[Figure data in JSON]
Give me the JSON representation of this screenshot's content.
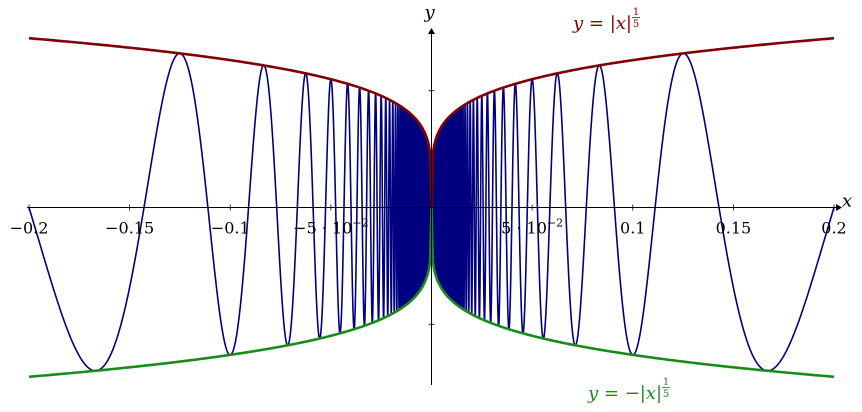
{
  "chart_data": {
    "type": "line",
    "title": "",
    "xlabel": "x",
    "ylabel": "y",
    "xlim": [
      -0.2,
      0.2
    ],
    "ylim": [
      -0.76,
      0.76
    ],
    "grid": false,
    "x_ticks": [
      {
        "value": -0.2,
        "label": "−0.2"
      },
      {
        "value": -0.15,
        "label": "−0.15"
      },
      {
        "value": -0.1,
        "label": "−0.1"
      },
      {
        "value": -0.05,
        "label": "−5 · 10",
        "exp": "−2"
      },
      {
        "value": 0.05,
        "label": "5 · 10",
        "exp": "−2"
      },
      {
        "value": 0.1,
        "label": "0.1"
      },
      {
        "value": 0.15,
        "label": "0.15"
      },
      {
        "value": 0.2,
        "label": "0.2"
      }
    ],
    "y_ticks": [
      -0.5,
      0.5
    ],
    "series": [
      {
        "function": "|x|^(1/5)",
        "color": "#7f0000",
        "x_range": [
          -0.2,
          0.2
        ]
      },
      {
        "function": "-|x|^(1/5)",
        "color": "#1a8a1a",
        "x_range": [
          -0.2,
          0.2
        ]
      },
      {
        "function": "|x|^(1/5) * cos(pi/(2x))",
        "color": "#000080",
        "x_range": [
          -0.2,
          0.2
        ]
      }
    ],
    "annotations": [
      {
        "prefix": "y",
        "middle": " = |",
        "var": "x",
        "suffix": "|",
        "exp_num": "1",
        "exp_den": "5",
        "color": "#7f0000"
      },
      {
        "prefix": "y",
        "middle": " = −|",
        "var": "x",
        "suffix": "|",
        "exp_num": "1",
        "exp_den": "5",
        "color": "#1a8a1a"
      }
    ]
  }
}
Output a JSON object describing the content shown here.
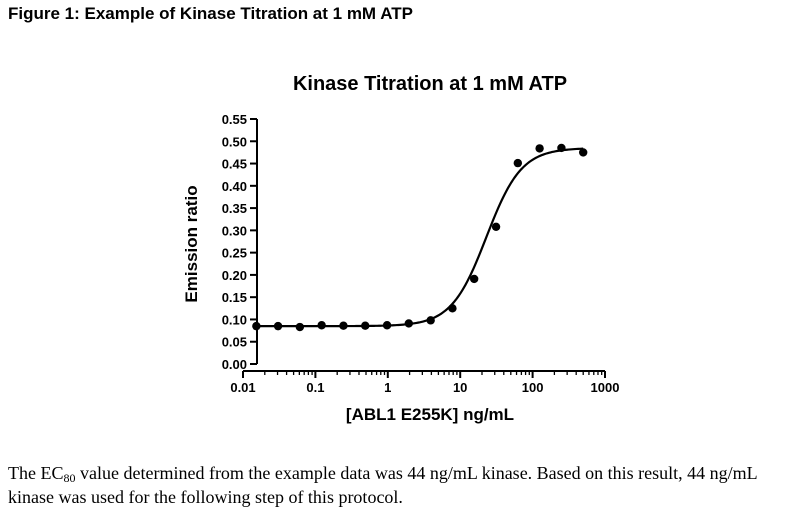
{
  "figure_title": "Figure 1: Example of Kinase Titration at 1 mM ATP",
  "chart_data": {
    "type": "scatter",
    "title": "Kinase Titration at 1 mM ATP",
    "xlabel": "[ABL1 E255K] ng/mL",
    "ylabel": "Emission ratio",
    "x_scale": "log",
    "xlim": [
      0.01,
      1000
    ],
    "ylim": [
      0,
      0.55
    ],
    "x_ticks": [
      0.01,
      0.1,
      1,
      10,
      100,
      1000
    ],
    "x_tick_labels": [
      "0.01",
      "0.1",
      "1",
      "10",
      "100",
      "1000"
    ],
    "y_ticks": [
      0.0,
      0.05,
      0.1,
      0.15,
      0.2,
      0.25,
      0.3,
      0.35,
      0.4,
      0.45,
      0.5,
      0.55
    ],
    "y_tick_labels": [
      "0.00",
      "0.05",
      "0.10",
      "0.15",
      "0.20",
      "0.25",
      "0.30",
      "0.35",
      "0.40",
      "0.45",
      "0.50",
      "0.55"
    ],
    "grid": false,
    "series": [
      {
        "x": [
          0.0153,
          0.0305,
          0.061,
          0.122,
          0.244,
          0.488,
          0.977,
          1.95,
          3.91,
          7.81,
          15.6,
          31.3,
          62.5,
          125,
          250,
          500
        ],
        "y": [
          0.085,
          0.085,
          0.083,
          0.087,
          0.086,
          0.086,
          0.087,
          0.091,
          0.098,
          0.125,
          0.191,
          0.308,
          0.451,
          0.484,
          0.485,
          0.475
        ]
      }
    ],
    "fit_curve": {
      "bottom": 0.085,
      "top": 0.485,
      "ec50": 23,
      "hill": 1.8
    },
    "colors": {
      "marker": "#000000",
      "line": "#000000"
    }
  },
  "caption": {
    "part1": "The EC",
    "sub": "80",
    "part2": " value determined from the example data was 44 ng/mL kinase.  Based on this result, 44 ng/mL kinase was used for the following step of this protocol."
  }
}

* [Short task]: Extract every line of the data exactly; pictures stay out.

* [Final result]:
Give me the JSON representation of this screenshot's content.
{
  "chart_data": {
    "type": "line",
    "title": "",
    "xlabel": "x",
    "ylabel": "y",
    "xlim": [
      -0.2,
      0.2
    ],
    "ylim": [
      -0.76,
      0.76
    ],
    "grid": false,
    "x_ticks": [
      {
        "value": -0.2,
        "label": "−0.2"
      },
      {
        "value": -0.15,
        "label": "−0.15"
      },
      {
        "value": -0.1,
        "label": "−0.1"
      },
      {
        "value": -0.05,
        "label": "−5 · 10",
        "exp": "−2"
      },
      {
        "value": 0.05,
        "label": "5 · 10",
        "exp": "−2"
      },
      {
        "value": 0.1,
        "label": "0.1"
      },
      {
        "value": 0.15,
        "label": "0.15"
      },
      {
        "value": 0.2,
        "label": "0.2"
      }
    ],
    "y_ticks": [
      -0.5,
      0.5
    ],
    "series": [
      {
        "function": "|x|^(1/5)",
        "color": "#7f0000",
        "x_range": [
          -0.2,
          0.2
        ]
      },
      {
        "function": "-|x|^(1/5)",
        "color": "#1a8a1a",
        "x_range": [
          -0.2,
          0.2
        ]
      },
      {
        "function": "|x|^(1/5) * cos(pi/(2x))",
        "color": "#000080",
        "x_range": [
          -0.2,
          0.2
        ]
      }
    ],
    "annotations": [
      {
        "prefix": "y",
        "middle": " = |",
        "var": "x",
        "suffix": "|",
        "exp_num": "1",
        "exp_den": "5",
        "color": "#7f0000"
      },
      {
        "prefix": "y",
        "middle": " = −|",
        "var": "x",
        "suffix": "|",
        "exp_num": "1",
        "exp_den": "5",
        "color": "#1a8a1a"
      }
    ]
  }
}
Output a JSON object describing the content shown here.
{
  "figure_title": "Figure 1: Example of Kinase Titration at 1 mM ATP",
  "chart_data": {
    "type": "scatter",
    "title": "Kinase Titration at 1 mM ATP",
    "xlabel": "[ABL1 E255K] ng/mL",
    "ylabel": "Emission ratio",
    "x_scale": "log",
    "xlim": [
      0.01,
      1000
    ],
    "ylim": [
      0,
      0.55
    ],
    "x_ticks": [
      0.01,
      0.1,
      1,
      10,
      100,
      1000
    ],
    "x_tick_labels": [
      "0.01",
      "0.1",
      "1",
      "10",
      "100",
      "1000"
    ],
    "y_ticks": [
      0.0,
      0.05,
      0.1,
      0.15,
      0.2,
      0.25,
      0.3,
      0.35,
      0.4,
      0.45,
      0.5,
      0.55
    ],
    "y_tick_labels": [
      "0.00",
      "0.05",
      "0.10",
      "0.15",
      "0.20",
      "0.25",
      "0.30",
      "0.35",
      "0.40",
      "0.45",
      "0.50",
      "0.55"
    ],
    "grid": false,
    "series": [
      {
        "x": [
          0.0153,
          0.0305,
          0.061,
          0.122,
          0.244,
          0.488,
          0.977,
          1.95,
          3.91,
          7.81,
          15.6,
          31.3,
          62.5,
          125,
          250,
          500
        ],
        "y": [
          0.085,
          0.085,
          0.083,
          0.087,
          0.086,
          0.086,
          0.087,
          0.091,
          0.098,
          0.125,
          0.191,
          0.308,
          0.451,
          0.484,
          0.485,
          0.475
        ]
      }
    ],
    "fit_curve": {
      "bottom": 0.085,
      "top": 0.485,
      "ec50": 23,
      "hill": 1.8
    },
    "colors": {
      "marker": "#000000",
      "line": "#000000"
    }
  },
  "caption": {
    "part1": "The EC",
    "sub": "80",
    "part2": " value determined from the example data was 44 ng/mL kinase.  Based on this result, 44 ng/mL kinase was used for the following step of this protocol."
  }
}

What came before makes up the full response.